Input rows:
+--

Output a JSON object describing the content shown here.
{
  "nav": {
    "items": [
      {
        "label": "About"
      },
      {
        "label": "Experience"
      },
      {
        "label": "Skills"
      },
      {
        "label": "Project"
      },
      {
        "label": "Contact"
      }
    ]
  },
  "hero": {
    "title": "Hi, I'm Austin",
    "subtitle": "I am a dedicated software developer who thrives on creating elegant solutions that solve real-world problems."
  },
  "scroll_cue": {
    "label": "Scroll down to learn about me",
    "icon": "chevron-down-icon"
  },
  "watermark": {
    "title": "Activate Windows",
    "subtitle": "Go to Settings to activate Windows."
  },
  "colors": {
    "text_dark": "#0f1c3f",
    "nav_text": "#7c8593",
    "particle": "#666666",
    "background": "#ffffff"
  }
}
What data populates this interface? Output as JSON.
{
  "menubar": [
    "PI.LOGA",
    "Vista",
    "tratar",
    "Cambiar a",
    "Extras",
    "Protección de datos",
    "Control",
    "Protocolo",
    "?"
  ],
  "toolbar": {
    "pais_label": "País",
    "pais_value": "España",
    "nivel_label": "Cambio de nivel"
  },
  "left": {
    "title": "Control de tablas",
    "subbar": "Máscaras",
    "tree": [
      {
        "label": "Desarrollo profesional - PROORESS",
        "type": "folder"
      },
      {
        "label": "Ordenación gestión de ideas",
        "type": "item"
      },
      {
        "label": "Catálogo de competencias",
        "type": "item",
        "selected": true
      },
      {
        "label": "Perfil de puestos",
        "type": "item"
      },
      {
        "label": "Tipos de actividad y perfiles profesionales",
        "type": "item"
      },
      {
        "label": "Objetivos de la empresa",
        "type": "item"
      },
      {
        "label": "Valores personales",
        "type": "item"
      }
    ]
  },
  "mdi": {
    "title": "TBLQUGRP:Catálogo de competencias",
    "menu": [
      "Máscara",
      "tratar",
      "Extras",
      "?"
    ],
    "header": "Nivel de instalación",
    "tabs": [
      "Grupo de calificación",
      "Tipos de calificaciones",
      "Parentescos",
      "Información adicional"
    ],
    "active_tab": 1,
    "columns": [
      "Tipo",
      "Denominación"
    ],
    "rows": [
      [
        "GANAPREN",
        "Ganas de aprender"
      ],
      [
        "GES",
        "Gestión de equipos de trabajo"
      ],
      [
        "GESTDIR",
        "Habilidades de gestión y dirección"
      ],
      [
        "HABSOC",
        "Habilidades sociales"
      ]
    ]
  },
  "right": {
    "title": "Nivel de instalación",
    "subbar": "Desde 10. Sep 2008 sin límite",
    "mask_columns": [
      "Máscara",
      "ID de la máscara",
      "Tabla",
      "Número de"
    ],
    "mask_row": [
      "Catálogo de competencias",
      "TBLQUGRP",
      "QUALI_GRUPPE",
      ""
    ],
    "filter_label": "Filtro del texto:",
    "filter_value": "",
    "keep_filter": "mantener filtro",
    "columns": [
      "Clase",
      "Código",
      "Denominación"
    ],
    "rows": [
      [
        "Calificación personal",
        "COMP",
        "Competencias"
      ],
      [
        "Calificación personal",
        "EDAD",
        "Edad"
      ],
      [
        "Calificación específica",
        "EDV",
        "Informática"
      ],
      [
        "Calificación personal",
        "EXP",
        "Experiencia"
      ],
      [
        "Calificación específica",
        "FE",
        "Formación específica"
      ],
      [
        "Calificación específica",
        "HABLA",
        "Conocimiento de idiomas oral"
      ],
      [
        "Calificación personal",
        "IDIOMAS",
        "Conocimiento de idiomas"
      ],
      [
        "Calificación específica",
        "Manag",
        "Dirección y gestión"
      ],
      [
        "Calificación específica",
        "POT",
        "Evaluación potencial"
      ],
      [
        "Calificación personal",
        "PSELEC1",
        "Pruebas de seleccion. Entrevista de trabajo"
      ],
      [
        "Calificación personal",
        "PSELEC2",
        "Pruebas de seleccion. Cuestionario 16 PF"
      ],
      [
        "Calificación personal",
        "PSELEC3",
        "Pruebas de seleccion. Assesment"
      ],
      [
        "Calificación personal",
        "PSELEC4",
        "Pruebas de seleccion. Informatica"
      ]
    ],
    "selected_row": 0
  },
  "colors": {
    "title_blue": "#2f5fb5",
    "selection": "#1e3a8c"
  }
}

+--

What the task asks:
Print all of the data exactly as it was given.

Final result:
Output a JSON object describing the content shown here.
{
  "nav": {
    "items": [
      {
        "label": "About"
      },
      {
        "label": "Experience"
      },
      {
        "label": "Skills"
      },
      {
        "label": "Project"
      },
      {
        "label": "Contact"
      }
    ]
  },
  "hero": {
    "title": "Hi, I'm Austin",
    "subtitle": "I am a dedicated software developer who thrives on creating elegant solutions that solve real-world problems."
  },
  "scroll_cue": {
    "label": "Scroll down to learn about me",
    "icon": "chevron-down-icon"
  },
  "watermark": {
    "title": "Activate Windows",
    "subtitle": "Go to Settings to activate Windows."
  },
  "colors": {
    "text_dark": "#0f1c3f",
    "nav_text": "#7c8593",
    "particle": "#666666",
    "background": "#ffffff"
  }
}
What data populates this interface? Output as JSON.
{
  "menubar": [
    "PI.LOGA",
    "Vista",
    "tratar",
    "Cambiar a",
    "Extras",
    "Protección de datos",
    "Control",
    "Protocolo",
    "?"
  ],
  "toolbar": {
    "pais_label": "País",
    "pais_value": "España",
    "nivel_label": "Cambio de nivel"
  },
  "left": {
    "title": "Control de tablas",
    "subbar": "Máscaras",
    "tree": [
      {
        "label": "Desarrollo profesional - PROORESS",
        "type": "folder"
      },
      {
        "label": "Ordenación gestión de ideas",
        "type": "item"
      },
      {
        "label": "Catálogo de competencias",
        "type": "item",
        "selected": true
      },
      {
        "label": "Perfil de puestos",
        "type": "item"
      },
      {
        "label": "Tipos de actividad y perfiles profesionales",
        "type": "item"
      },
      {
        "label": "Objetivos de la empresa",
        "type": "item"
      },
      {
        "label": "Valores personales",
        "type": "item"
      }
    ]
  },
  "mdi": {
    "title": "TBLQUGRP:Catálogo de competencias",
    "menu": [
      "Máscara",
      "tratar",
      "Extras",
      "?"
    ],
    "header": "Nivel de instalación",
    "tabs": [
      "Grupo de calificación",
      "Tipos de calificaciones",
      "Parentescos",
      "Información adicional"
    ],
    "active_tab": 1,
    "columns": [
      "Tipo",
      "Denominación"
    ],
    "rows": [
      [
        "GANAPREN",
        "Ganas de aprender"
      ],
      [
        "GES",
        "Gestión de equipos de trabajo"
      ],
      [
        "GESTDIR",
        "Habilidades de gestión y dirección"
      ],
      [
        "HABSOC",
        "Habilidades sociales"
      ]
    ]
  },
  "right": {
    "title": "Nivel de instalación",
    "subbar": "Desde 10. Sep 2008 sin límite",
    "mask_columns": [
      "Máscara",
      "ID de la máscara",
      "Tabla",
      "Número de"
    ],
    "mask_row": [
      "Catálogo de competencias",
      "TBLQUGRP",
      "QUALI_GRUPPE",
      ""
    ],
    "filter_label": "Filtro del texto:",
    "filter_value": "",
    "keep_filter": "mantener filtro",
    "columns": [
      "Clase",
      "Código",
      "Denominación"
    ],
    "rows": [
      [
        "Calificación personal",
        "COMP",
        "Competencias"
      ],
      [
        "Calificación personal",
        "EDAD",
        "Edad"
      ],
      [
        "Calificación específica",
        "EDV",
        "Informática"
      ],
      [
        "Calificación personal",
        "EXP",
        "Experiencia"
      ],
      [
        "Calificación específica",
        "FE",
        "Formación específica"
      ],
      [
        "Calificación específica",
        "HABLA",
        "Conocimiento de idiomas oral"
      ],
      [
        "Calificación personal",
        "IDIOMAS",
        "Conocimiento de idiomas"
      ],
      [
        "Calificación específica",
        "Manag",
        "Dirección y gestión"
      ],
      [
        "Calificación específica",
        "POT",
        "Evaluación potencial"
      ],
      [
        "Calificación personal",
        "PSELEC1",
        "Pruebas de seleccion. Entrevista de trabajo"
      ],
      [
        "Calificación personal",
        "PSELEC2",
        "Pruebas de seleccion. Cuestionario 16 PF"
      ],
      [
        "Calificación personal",
        "PSELEC3",
        "Pruebas de seleccion. Assesment"
      ],
      [
        "Calificación personal",
        "PSELEC4",
        "Pruebas de seleccion. Informatica"
      ]
    ],
    "selected_row": 0
  },
  "colors": {
    "title_blue": "#2f5fb5",
    "selection": "#1e3a8c"
  }
}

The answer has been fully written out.